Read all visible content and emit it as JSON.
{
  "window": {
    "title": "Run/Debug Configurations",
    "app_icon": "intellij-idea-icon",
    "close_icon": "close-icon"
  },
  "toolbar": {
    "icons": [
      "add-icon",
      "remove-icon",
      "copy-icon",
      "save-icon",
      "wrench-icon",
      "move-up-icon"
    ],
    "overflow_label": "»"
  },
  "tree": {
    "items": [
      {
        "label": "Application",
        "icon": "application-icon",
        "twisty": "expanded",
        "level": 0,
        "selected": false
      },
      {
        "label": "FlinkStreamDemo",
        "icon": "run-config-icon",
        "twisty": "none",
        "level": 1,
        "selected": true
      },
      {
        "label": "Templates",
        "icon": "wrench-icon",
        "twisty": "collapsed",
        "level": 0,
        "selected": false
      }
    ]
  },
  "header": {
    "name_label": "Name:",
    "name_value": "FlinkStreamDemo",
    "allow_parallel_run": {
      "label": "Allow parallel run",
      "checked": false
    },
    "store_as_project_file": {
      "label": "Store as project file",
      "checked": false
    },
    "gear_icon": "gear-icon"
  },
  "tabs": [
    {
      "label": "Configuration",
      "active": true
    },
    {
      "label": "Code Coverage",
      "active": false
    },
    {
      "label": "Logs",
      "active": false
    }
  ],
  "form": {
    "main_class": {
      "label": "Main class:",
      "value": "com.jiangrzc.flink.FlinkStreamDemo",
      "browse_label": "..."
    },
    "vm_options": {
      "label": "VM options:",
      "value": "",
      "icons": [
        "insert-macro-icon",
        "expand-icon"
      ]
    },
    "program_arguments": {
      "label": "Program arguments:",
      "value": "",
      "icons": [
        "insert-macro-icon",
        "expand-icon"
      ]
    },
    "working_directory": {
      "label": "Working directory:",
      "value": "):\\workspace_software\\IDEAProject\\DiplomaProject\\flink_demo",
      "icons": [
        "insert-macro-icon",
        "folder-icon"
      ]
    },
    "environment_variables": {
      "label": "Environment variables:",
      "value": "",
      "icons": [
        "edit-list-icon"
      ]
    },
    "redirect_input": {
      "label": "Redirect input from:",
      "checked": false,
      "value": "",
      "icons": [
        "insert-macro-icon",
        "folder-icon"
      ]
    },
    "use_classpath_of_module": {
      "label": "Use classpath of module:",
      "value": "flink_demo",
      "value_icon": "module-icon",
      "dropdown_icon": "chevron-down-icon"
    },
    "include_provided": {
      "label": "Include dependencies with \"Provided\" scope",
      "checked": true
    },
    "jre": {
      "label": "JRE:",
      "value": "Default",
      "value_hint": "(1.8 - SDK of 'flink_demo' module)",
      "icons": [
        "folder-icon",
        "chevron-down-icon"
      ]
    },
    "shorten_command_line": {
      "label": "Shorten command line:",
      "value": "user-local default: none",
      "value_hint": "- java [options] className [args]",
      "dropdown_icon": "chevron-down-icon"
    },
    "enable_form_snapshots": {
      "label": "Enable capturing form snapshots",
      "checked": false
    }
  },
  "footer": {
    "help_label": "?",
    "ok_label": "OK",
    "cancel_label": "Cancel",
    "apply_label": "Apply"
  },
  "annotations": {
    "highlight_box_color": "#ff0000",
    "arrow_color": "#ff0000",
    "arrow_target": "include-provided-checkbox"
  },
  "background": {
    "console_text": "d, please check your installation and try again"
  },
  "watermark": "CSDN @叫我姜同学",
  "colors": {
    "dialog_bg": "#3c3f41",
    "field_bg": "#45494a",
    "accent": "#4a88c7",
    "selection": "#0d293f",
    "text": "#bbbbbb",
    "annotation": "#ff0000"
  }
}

• EXERCISE DESCRIPTION
Output the complete data exactly as written.

• OUTPUT FOR THIS EXERCISE
Read all visible content and emit it as JSON.
{
  "window": {
    "title": "Run/Debug Configurations",
    "app_icon": "intellij-idea-icon",
    "close_icon": "close-icon"
  },
  "toolbar": {
    "icons": [
      "add-icon",
      "remove-icon",
      "copy-icon",
      "save-icon",
      "wrench-icon",
      "move-up-icon"
    ],
    "overflow_label": "»"
  },
  "tree": {
    "items": [
      {
        "label": "Application",
        "icon": "application-icon",
        "twisty": "expanded",
        "level": 0,
        "selected": false
      },
      {
        "label": "FlinkStreamDemo",
        "icon": "run-config-icon",
        "twisty": "none",
        "level": 1,
        "selected": true
      },
      {
        "label": "Templates",
        "icon": "wrench-icon",
        "twisty": "collapsed",
        "level": 0,
        "selected": false
      }
    ]
  },
  "header": {
    "name_label": "Name:",
    "name_value": "FlinkStreamDemo",
    "allow_parallel_run": {
      "label": "Allow parallel run",
      "checked": false
    },
    "store_as_project_file": {
      "label": "Store as project file",
      "checked": false
    },
    "gear_icon": "gear-icon"
  },
  "tabs": [
    {
      "label": "Configuration",
      "active": true
    },
    {
      "label": "Code Coverage",
      "active": false
    },
    {
      "label": "Logs",
      "active": false
    }
  ],
  "form": {
    "main_class": {
      "label": "Main class:",
      "value": "com.jiangrzc.flink.FlinkStreamDemo",
      "browse_label": "..."
    },
    "vm_options": {
      "label": "VM options:",
      "value": "",
      "icons": [
        "insert-macro-icon",
        "expand-icon"
      ]
    },
    "program_arguments": {
      "label": "Program arguments:",
      "value": "",
      "icons": [
        "insert-macro-icon",
        "expand-icon"
      ]
    },
    "working_directory": {
      "label": "Working directory:",
      "value": "):\\workspace_software\\IDEAProject\\DiplomaProject\\flink_demo",
      "icons": [
        "insert-macro-icon",
        "folder-icon"
      ]
    },
    "environment_variables": {
      "label": "Environment variables:",
      "value": "",
      "icons": [
        "edit-list-icon"
      ]
    },
    "redirect_input": {
      "label": "Redirect input from:",
      "checked": false,
      "value": "",
      "icons": [
        "insert-macro-icon",
        "folder-icon"
      ]
    },
    "use_classpath_of_module": {
      "label": "Use classpath of module:",
      "value": "flink_demo",
      "value_icon": "module-icon",
      "dropdown_icon": "chevron-down-icon"
    },
    "include_provided": {
      "label": "Include dependencies with \"Provided\" scope",
      "checked": true
    },
    "jre": {
      "label": "JRE:",
      "value": "Default",
      "value_hint": "(1.8 - SDK of 'flink_demo' module)",
      "icons": [
        "folder-icon",
        "chevron-down-icon"
      ]
    },
    "shorten_command_line": {
      "label": "Shorten command line:",
      "value": "user-local default: none",
      "value_hint": "- java [options] className [args]",
      "dropdown_icon": "chevron-down-icon"
    },
    "enable_form_snapshots": {
      "label": "Enable capturing form snapshots",
      "checked": false
    }
  },
  "footer": {
    "help_label": "?",
    "ok_label": "OK",
    "cancel_label": "Cancel",
    "apply_label": "Apply"
  },
  "annotations": {
    "highlight_box_color": "#ff0000",
    "arrow_color": "#ff0000",
    "arrow_target": "include-provided-checkbox"
  },
  "background": {
    "console_text": "d, please check your installation and try again"
  },
  "watermark": "CSDN @叫我姜同学",
  "colors": {
    "dialog_bg": "#3c3f41",
    "field_bg": "#45494a",
    "accent": "#4a88c7",
    "selection": "#0d293f",
    "text": "#bbbbbb",
    "annotation": "#ff0000"
  }
}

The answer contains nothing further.